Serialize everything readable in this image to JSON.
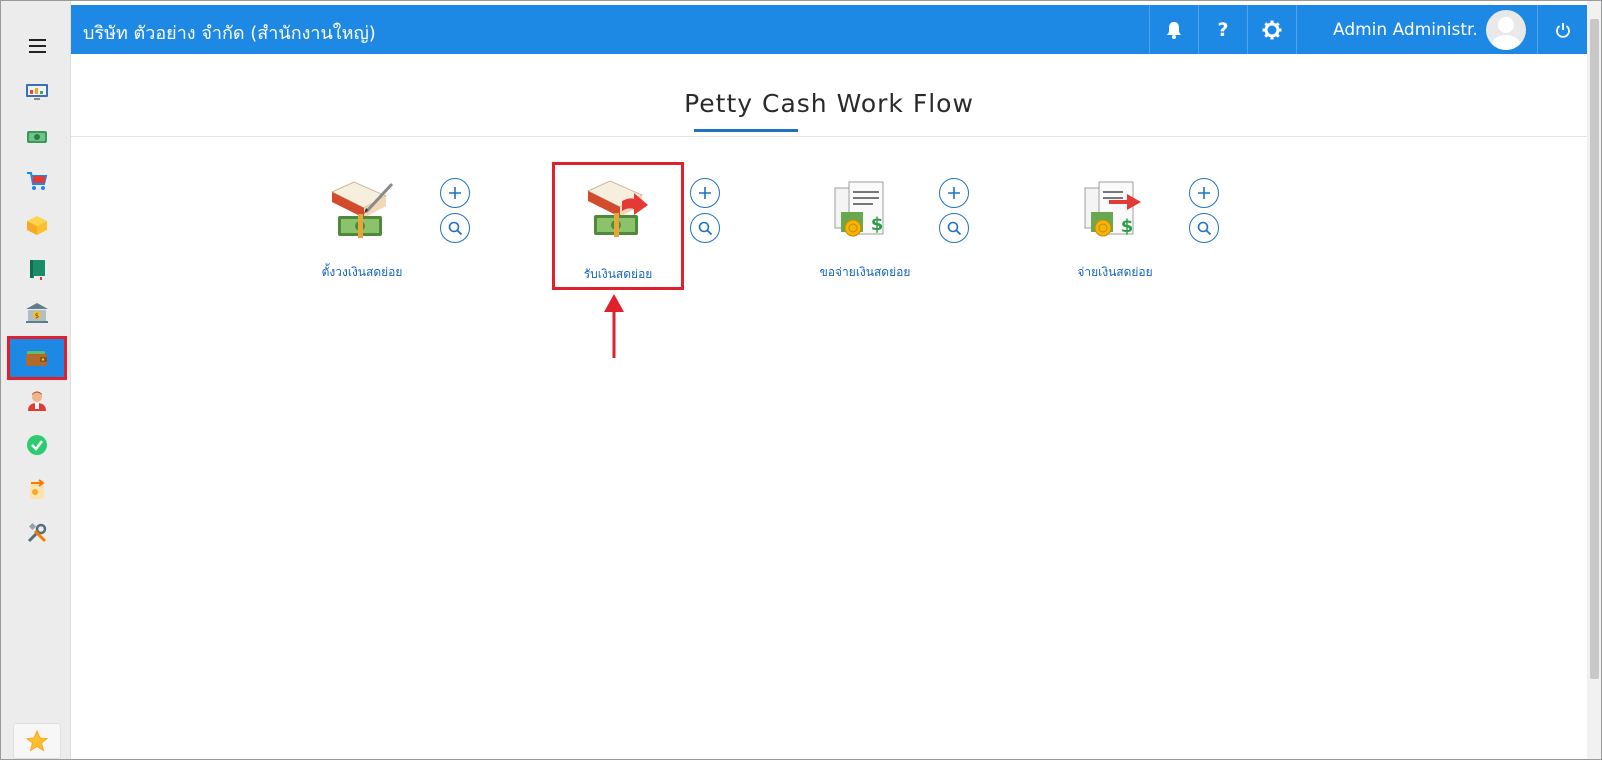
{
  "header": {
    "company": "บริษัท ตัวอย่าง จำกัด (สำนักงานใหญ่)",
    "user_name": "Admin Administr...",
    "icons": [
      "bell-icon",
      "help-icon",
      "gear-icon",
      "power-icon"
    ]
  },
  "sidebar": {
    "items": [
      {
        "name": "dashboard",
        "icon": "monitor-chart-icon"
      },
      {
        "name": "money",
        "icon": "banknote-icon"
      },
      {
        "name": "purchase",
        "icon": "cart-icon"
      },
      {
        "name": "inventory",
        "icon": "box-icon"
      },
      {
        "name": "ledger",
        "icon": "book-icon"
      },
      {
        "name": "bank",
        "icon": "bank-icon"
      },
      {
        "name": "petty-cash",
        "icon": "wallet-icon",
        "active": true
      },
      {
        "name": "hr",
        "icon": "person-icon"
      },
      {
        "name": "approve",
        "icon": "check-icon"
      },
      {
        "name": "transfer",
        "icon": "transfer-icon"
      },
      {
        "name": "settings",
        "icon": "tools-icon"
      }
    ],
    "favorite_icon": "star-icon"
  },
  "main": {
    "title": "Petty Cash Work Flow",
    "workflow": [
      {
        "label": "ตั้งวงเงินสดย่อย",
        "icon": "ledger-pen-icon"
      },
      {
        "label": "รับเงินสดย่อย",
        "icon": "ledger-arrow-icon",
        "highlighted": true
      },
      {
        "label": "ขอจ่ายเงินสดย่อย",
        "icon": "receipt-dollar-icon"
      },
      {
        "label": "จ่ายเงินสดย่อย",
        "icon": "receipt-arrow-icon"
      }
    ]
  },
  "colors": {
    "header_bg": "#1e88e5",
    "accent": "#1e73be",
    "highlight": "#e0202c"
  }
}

§ §

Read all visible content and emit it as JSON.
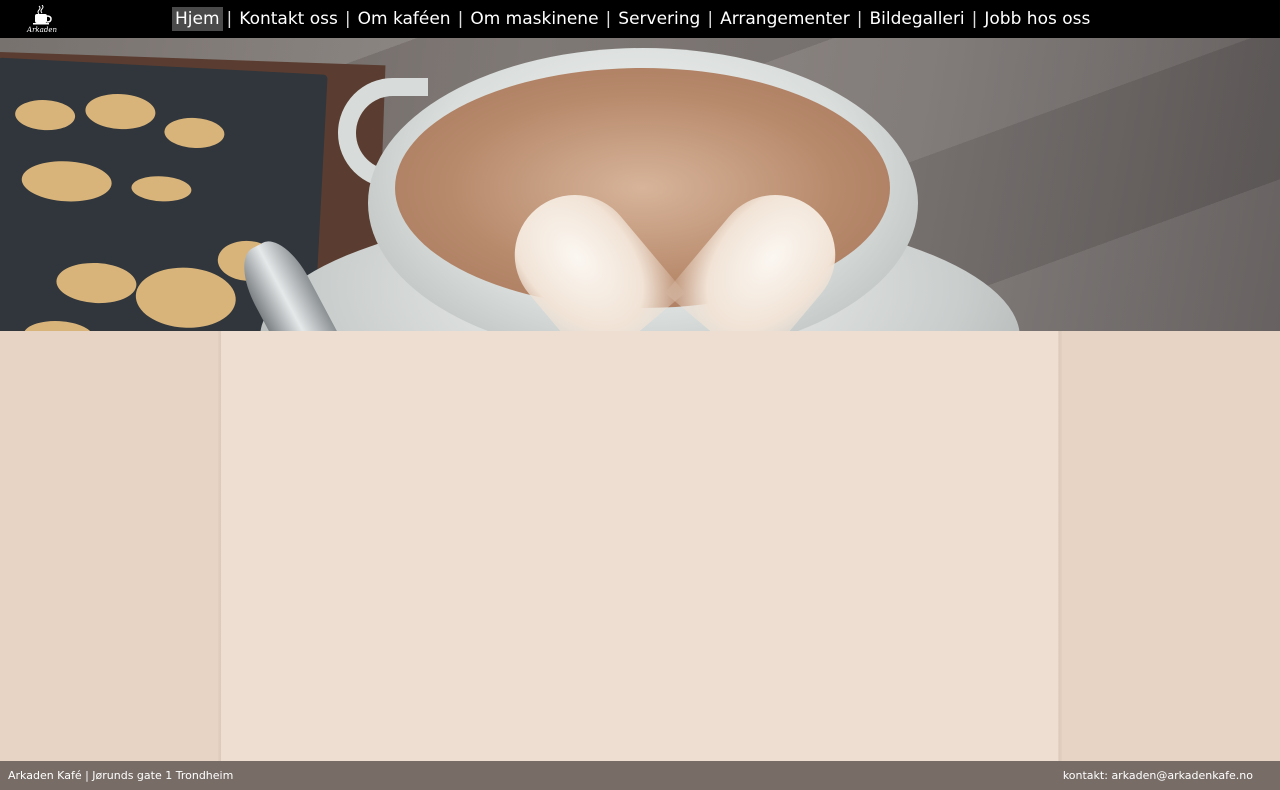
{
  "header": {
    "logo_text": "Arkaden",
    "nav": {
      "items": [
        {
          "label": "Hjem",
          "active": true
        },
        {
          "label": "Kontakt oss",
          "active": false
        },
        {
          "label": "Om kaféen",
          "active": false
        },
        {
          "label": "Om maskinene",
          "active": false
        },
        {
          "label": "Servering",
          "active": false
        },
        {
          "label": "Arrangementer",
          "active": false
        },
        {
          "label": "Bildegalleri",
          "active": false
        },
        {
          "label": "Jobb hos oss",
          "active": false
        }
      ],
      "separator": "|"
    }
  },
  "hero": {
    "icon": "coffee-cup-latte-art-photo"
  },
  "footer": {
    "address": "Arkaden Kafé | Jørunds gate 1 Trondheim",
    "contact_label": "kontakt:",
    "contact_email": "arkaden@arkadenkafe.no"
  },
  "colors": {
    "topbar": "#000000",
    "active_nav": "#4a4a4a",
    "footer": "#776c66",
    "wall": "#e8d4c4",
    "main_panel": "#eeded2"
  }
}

§ §

#### WHAT YOU SHOULD DO
Across the entries, how many lines hold the word "receipt"? Say only the number.

#### EXERCISE ANSWER
2